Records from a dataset
-------------------------

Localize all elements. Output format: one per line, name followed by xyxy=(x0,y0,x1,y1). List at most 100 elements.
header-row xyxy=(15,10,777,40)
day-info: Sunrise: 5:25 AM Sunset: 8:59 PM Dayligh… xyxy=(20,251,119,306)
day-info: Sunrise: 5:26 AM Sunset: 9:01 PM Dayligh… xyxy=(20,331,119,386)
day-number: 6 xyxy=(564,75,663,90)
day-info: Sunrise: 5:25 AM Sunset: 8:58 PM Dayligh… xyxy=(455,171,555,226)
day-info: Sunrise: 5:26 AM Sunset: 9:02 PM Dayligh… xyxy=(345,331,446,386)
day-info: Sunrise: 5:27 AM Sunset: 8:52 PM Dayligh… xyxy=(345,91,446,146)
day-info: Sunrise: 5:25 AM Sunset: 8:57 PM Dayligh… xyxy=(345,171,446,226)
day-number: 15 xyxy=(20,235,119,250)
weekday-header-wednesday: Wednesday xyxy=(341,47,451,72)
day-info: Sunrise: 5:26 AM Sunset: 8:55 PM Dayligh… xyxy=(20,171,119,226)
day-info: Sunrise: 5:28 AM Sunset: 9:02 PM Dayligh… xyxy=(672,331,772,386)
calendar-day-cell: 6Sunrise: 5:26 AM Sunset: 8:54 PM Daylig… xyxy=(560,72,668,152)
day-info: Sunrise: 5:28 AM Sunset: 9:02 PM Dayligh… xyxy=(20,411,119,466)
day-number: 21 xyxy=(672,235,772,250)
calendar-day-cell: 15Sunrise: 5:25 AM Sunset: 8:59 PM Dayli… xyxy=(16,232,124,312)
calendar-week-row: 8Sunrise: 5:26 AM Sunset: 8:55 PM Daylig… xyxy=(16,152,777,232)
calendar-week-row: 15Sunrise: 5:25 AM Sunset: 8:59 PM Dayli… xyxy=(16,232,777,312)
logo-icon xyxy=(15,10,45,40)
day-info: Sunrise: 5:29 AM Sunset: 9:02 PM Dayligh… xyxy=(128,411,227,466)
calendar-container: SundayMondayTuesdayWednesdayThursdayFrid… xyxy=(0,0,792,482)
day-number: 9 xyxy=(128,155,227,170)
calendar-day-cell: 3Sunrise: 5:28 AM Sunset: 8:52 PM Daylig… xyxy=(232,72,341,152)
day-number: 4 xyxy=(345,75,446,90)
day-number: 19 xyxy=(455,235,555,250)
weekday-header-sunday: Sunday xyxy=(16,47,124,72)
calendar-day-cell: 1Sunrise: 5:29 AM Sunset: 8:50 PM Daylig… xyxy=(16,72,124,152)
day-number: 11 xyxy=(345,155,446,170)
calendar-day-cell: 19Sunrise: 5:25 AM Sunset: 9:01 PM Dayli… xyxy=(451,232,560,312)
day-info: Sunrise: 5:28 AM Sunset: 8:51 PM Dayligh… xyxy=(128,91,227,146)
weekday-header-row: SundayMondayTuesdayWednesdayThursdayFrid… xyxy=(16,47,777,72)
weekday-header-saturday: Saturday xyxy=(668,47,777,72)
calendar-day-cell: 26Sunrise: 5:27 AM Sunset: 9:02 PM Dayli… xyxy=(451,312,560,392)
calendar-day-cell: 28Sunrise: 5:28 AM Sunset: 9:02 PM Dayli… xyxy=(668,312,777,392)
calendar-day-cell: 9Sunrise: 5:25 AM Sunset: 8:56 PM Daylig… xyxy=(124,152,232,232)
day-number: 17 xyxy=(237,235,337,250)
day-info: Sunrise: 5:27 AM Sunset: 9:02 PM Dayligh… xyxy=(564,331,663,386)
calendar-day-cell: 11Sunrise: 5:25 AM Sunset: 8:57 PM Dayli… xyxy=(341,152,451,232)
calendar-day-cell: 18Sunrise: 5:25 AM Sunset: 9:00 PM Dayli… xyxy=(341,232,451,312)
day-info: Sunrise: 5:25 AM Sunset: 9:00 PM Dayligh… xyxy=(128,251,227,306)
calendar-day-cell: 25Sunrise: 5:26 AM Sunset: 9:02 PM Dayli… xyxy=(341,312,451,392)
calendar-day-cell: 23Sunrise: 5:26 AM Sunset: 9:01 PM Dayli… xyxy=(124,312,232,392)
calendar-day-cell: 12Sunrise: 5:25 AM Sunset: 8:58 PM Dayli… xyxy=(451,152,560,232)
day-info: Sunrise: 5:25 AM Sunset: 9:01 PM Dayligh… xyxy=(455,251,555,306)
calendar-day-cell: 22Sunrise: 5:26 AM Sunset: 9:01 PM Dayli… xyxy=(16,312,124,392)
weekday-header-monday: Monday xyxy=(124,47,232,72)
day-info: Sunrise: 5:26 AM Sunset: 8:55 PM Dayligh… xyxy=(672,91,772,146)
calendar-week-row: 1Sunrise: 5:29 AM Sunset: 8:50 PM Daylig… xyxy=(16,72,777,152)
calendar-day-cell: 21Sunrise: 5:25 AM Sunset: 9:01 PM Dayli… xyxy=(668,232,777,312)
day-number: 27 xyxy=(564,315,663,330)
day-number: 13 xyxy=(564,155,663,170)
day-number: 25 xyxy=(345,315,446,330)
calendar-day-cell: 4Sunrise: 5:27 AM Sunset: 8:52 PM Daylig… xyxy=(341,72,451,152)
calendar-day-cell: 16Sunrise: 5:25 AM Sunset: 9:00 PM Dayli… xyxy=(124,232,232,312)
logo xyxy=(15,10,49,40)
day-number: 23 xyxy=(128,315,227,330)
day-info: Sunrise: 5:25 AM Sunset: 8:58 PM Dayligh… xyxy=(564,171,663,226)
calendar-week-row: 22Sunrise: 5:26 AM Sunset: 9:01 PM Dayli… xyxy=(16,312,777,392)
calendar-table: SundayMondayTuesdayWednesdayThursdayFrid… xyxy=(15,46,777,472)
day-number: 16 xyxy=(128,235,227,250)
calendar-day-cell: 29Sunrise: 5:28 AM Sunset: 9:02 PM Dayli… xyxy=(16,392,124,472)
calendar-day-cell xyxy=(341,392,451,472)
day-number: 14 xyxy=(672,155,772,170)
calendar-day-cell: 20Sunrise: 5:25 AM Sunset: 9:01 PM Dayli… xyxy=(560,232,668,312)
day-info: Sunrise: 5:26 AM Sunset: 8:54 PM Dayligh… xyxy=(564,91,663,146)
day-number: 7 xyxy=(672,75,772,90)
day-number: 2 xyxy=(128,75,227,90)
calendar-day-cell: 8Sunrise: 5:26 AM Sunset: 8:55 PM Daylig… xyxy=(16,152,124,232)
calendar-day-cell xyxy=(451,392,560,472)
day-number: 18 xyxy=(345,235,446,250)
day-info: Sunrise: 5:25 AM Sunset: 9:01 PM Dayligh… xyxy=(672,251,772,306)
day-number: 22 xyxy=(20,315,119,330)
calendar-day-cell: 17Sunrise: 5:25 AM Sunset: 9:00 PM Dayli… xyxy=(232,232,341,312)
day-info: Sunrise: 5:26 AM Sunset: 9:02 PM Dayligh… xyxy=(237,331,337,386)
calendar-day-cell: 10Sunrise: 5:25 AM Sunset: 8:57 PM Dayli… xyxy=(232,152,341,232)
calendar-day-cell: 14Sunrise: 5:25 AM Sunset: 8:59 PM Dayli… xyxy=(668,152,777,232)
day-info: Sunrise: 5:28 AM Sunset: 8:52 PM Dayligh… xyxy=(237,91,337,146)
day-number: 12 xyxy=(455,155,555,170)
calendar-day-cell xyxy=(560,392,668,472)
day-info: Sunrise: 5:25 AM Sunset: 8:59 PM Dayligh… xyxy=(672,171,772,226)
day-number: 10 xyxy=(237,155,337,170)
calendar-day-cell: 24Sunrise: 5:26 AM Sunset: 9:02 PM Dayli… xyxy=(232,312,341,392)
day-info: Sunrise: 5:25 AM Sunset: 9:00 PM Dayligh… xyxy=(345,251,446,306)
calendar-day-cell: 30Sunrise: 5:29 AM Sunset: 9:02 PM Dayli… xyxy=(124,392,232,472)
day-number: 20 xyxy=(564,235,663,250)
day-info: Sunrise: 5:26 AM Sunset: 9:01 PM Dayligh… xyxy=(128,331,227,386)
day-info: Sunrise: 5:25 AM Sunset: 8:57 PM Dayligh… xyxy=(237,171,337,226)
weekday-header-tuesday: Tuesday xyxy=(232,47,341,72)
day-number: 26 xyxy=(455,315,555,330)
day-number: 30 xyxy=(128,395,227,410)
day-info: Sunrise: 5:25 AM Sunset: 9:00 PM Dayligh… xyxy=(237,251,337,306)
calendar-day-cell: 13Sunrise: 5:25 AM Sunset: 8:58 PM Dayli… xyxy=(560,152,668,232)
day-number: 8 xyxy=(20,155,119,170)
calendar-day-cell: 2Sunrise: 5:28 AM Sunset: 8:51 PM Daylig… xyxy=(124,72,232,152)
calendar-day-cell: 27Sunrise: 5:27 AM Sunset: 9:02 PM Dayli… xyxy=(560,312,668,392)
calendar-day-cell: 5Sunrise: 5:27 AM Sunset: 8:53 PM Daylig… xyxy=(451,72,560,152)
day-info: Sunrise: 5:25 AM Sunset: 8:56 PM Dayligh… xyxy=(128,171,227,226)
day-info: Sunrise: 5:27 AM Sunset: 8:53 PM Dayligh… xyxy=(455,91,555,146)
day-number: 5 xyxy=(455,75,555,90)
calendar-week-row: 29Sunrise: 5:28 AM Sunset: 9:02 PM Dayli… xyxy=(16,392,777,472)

-------------------------

▶ STATED EXERCISE: Write out the records above word for word, starting at the very first line and ending at the line that contains "weekday-header-saturday: Saturday xyxy=(668,47,777,72)", with that line included.

▶ THE SOLUTION:
Localize all elements. Output format: one per line, name followed by xyxy=(x0,y0,x1,y1). List at most 100 elements.
header-row xyxy=(15,10,777,40)
day-info: Sunrise: 5:25 AM Sunset: 8:59 PM Dayligh… xyxy=(20,251,119,306)
day-info: Sunrise: 5:26 AM Sunset: 9:01 PM Dayligh… xyxy=(20,331,119,386)
day-number: 6 xyxy=(564,75,663,90)
day-info: Sunrise: 5:25 AM Sunset: 8:58 PM Dayligh… xyxy=(455,171,555,226)
day-info: Sunrise: 5:26 AM Sunset: 9:02 PM Dayligh… xyxy=(345,331,446,386)
day-info: Sunrise: 5:27 AM Sunset: 8:52 PM Dayligh… xyxy=(345,91,446,146)
day-info: Sunrise: 5:25 AM Sunset: 8:57 PM Dayligh… xyxy=(345,171,446,226)
day-number: 15 xyxy=(20,235,119,250)
weekday-header-wednesday: Wednesday xyxy=(341,47,451,72)
day-info: Sunrise: 5:26 AM Sunset: 8:55 PM Dayligh… xyxy=(20,171,119,226)
day-info: Sunrise: 5:28 AM Sunset: 9:02 PM Dayligh… xyxy=(672,331,772,386)
calendar-day-cell: 6Sunrise: 5:26 AM Sunset: 8:54 PM Daylig… xyxy=(560,72,668,152)
day-info: Sunrise: 5:28 AM Sunset: 9:02 PM Dayligh… xyxy=(20,411,119,466)
day-number: 21 xyxy=(672,235,772,250)
calendar-day-cell: 15Sunrise: 5:25 AM Sunset: 8:59 PM Dayli… xyxy=(16,232,124,312)
calendar-week-row: 8Sunrise: 5:26 AM Sunset: 8:55 PM Daylig… xyxy=(16,152,777,232)
calendar-week-row: 15Sunrise: 5:25 AM Sunset: 8:59 PM Dayli… xyxy=(16,232,777,312)
logo-icon xyxy=(15,10,45,40)
day-info: Sunrise: 5:29 AM Sunset: 9:02 PM Dayligh… xyxy=(128,411,227,466)
calendar-container: SundayMondayTuesdayWednesdayThursdayFrid… xyxy=(0,0,792,482)
day-number: 9 xyxy=(128,155,227,170)
calendar-day-cell: 3Sunrise: 5:28 AM Sunset: 8:52 PM Daylig… xyxy=(232,72,341,152)
day-number: 4 xyxy=(345,75,446,90)
day-number: 19 xyxy=(455,235,555,250)
weekday-header-sunday: Sunday xyxy=(16,47,124,72)
calendar-day-cell: 1Sunrise: 5:29 AM Sunset: 8:50 PM Daylig… xyxy=(16,72,124,152)
day-number: 11 xyxy=(345,155,446,170)
calendar-day-cell: 19Sunrise: 5:25 AM Sunset: 9:01 PM Dayli… xyxy=(451,232,560,312)
day-info: Sunrise: 5:28 AM Sunset: 8:51 PM Dayligh… xyxy=(128,91,227,146)
weekday-header-row: SundayMondayTuesdayWednesdayThursdayFrid… xyxy=(16,47,777,72)
weekday-header-saturday: Saturday xyxy=(668,47,777,72)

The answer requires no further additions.